Extracted records

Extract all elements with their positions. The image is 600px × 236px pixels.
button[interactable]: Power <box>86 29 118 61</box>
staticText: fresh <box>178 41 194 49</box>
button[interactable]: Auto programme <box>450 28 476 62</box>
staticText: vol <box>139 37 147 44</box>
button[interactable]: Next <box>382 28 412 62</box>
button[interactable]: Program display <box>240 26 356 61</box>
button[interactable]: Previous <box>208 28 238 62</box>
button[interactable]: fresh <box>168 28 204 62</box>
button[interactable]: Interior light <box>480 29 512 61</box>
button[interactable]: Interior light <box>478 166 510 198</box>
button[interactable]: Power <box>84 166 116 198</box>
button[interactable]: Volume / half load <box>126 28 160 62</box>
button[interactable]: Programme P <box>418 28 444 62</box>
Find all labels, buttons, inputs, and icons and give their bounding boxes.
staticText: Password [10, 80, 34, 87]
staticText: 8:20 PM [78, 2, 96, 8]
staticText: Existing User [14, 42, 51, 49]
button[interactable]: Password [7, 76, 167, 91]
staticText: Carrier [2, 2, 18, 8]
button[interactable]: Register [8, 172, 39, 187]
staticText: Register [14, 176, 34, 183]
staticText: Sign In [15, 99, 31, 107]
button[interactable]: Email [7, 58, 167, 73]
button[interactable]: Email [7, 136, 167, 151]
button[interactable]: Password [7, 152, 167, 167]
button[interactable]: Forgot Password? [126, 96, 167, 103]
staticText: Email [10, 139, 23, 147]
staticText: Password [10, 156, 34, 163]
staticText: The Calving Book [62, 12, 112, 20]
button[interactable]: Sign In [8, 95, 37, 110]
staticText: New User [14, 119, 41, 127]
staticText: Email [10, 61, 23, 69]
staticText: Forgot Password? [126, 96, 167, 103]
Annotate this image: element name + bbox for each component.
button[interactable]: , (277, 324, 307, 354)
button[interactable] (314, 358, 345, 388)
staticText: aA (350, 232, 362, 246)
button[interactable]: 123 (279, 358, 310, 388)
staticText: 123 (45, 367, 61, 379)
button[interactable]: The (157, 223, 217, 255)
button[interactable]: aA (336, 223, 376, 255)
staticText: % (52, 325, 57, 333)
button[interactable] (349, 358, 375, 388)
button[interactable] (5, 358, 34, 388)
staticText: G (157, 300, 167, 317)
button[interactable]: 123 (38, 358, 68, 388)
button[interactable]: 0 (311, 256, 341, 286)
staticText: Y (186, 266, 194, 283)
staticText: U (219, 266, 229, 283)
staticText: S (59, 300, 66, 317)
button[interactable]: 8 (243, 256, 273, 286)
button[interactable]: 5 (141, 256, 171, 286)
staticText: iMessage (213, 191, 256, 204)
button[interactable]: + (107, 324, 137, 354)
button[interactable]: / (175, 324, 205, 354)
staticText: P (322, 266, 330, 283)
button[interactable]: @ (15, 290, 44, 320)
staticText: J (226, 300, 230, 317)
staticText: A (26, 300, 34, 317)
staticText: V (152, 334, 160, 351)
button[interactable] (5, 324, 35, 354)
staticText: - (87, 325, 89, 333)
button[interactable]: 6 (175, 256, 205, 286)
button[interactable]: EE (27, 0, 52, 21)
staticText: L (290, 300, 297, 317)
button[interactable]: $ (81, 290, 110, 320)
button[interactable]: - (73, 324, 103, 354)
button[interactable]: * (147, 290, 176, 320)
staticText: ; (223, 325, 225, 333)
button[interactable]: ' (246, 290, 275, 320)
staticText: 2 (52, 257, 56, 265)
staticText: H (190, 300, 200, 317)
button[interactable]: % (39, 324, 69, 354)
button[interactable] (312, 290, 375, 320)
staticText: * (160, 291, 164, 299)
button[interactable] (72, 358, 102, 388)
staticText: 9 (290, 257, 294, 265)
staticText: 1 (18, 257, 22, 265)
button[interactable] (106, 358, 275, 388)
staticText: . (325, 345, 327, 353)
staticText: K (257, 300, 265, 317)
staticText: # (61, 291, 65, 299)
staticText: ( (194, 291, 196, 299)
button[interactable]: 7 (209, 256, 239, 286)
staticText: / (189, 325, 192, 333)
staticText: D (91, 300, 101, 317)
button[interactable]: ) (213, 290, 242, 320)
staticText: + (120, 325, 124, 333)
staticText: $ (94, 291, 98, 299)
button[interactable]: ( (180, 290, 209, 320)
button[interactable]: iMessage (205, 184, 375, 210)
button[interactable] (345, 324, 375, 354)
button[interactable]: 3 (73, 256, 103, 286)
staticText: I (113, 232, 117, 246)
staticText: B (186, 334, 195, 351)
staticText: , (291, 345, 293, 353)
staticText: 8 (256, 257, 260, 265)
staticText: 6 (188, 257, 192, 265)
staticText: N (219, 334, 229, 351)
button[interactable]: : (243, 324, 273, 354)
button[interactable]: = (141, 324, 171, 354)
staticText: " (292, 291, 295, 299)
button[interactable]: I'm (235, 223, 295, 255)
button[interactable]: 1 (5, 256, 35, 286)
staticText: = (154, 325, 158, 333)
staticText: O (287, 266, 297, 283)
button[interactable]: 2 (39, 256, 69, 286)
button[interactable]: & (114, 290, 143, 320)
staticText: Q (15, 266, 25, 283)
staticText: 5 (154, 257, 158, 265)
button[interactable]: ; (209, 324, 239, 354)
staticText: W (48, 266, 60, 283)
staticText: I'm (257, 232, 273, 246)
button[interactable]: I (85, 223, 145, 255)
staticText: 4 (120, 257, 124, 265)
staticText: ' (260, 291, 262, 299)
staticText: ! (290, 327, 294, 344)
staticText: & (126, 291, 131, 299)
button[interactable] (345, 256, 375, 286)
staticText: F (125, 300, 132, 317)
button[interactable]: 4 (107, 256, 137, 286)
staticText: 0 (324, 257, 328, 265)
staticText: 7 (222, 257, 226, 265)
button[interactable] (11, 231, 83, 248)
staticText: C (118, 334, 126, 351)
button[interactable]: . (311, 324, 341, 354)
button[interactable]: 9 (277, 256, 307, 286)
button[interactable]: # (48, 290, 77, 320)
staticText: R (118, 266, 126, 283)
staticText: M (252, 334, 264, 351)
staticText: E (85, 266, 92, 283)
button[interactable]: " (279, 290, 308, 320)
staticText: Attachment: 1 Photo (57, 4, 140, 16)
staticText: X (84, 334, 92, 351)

* _Written request_
Arrange the extracted records above as a numbered list, from the first line of the records up to and including the line with "button[interactable] (349, 358, 375, 388)", and leave out any blank lines.

* _Result for this exercise_
1. Extract all elements with their positions. The image is 600px × 236px pixels.
2. button[interactable]: Power <box>86 29 118 61</box>
3. staticText: fresh <box>178 41 194 49</box>
4. button[interactable]: Auto programme <box>450 28 476 62</box>
5. staticText: vol <box>139 37 147 44</box>
6. button[interactable]: Next <box>382 28 412 62</box>
7. button[interactable]: Program display <box>240 26 356 61</box>
8. button[interactable]: Previous <box>208 28 238 62</box>
9. button[interactable]: fresh <box>168 28 204 62</box>
10. button[interactable]: Interior light <box>480 29 512 61</box>
11. button[interactable]: Interior light <box>478 166 510 198</box>
12. button[interactable]: Power <box>84 166 116 198</box>
13. button[interactable]: Volume / half load <box>126 28 160 62</box>
14. button[interactable]: Programme P <box>418 28 444 62</box>
15. Find all labels, buttons, inputs, and icons and give their bounding boxes.
16. staticText: Password [10, 80, 34, 87]
17. staticText: 8:20 PM [78, 2, 96, 8]
18. staticText: Existing User [14, 42, 51, 49]
19. button[interactable]: Password [7, 76, 167, 91]
20. staticText: Carrier [2, 2, 18, 8]
21. button[interactable]: Register [8, 172, 39, 187]
22. staticText: Register [14, 176, 34, 183]
23. staticText: Sign In [15, 99, 31, 107]
24. button[interactable]: Email [7, 58, 167, 73]
25. button[interactable]: Email [7, 136, 167, 151]
26. button[interactable]: Password [7, 152, 167, 167]
27. button[interactable]: Forgot Password? [126, 96, 167, 103]
28. staticText: Email [10, 139, 23, 147]
29. staticText: Password [10, 156, 34, 163]
30. staticText: The Calving Book [62, 12, 112, 20]
31. button[interactable]: Sign In [8, 95, 37, 110]
32. staticText: New User [14, 119, 41, 127]
33. staticText: Email [10, 61, 23, 69]
34. staticText: Forgot Password? [126, 96, 167, 103]
35. Annotate this image: element name + bbox for each component.
36. button[interactable]: , (277, 324, 307, 354)
37. button[interactable] (314, 358, 345, 388)
38. staticText: aA (350, 232, 362, 246)
39. button[interactable]: 123 (279, 358, 310, 388)
40. staticText: 123 (45, 367, 61, 379)
41. button[interactable]: The (157, 223, 217, 255)
42. button[interactable]: aA (336, 223, 376, 255)
43. staticText: % (52, 325, 57, 333)
44. button[interactable] (349, 358, 375, 388)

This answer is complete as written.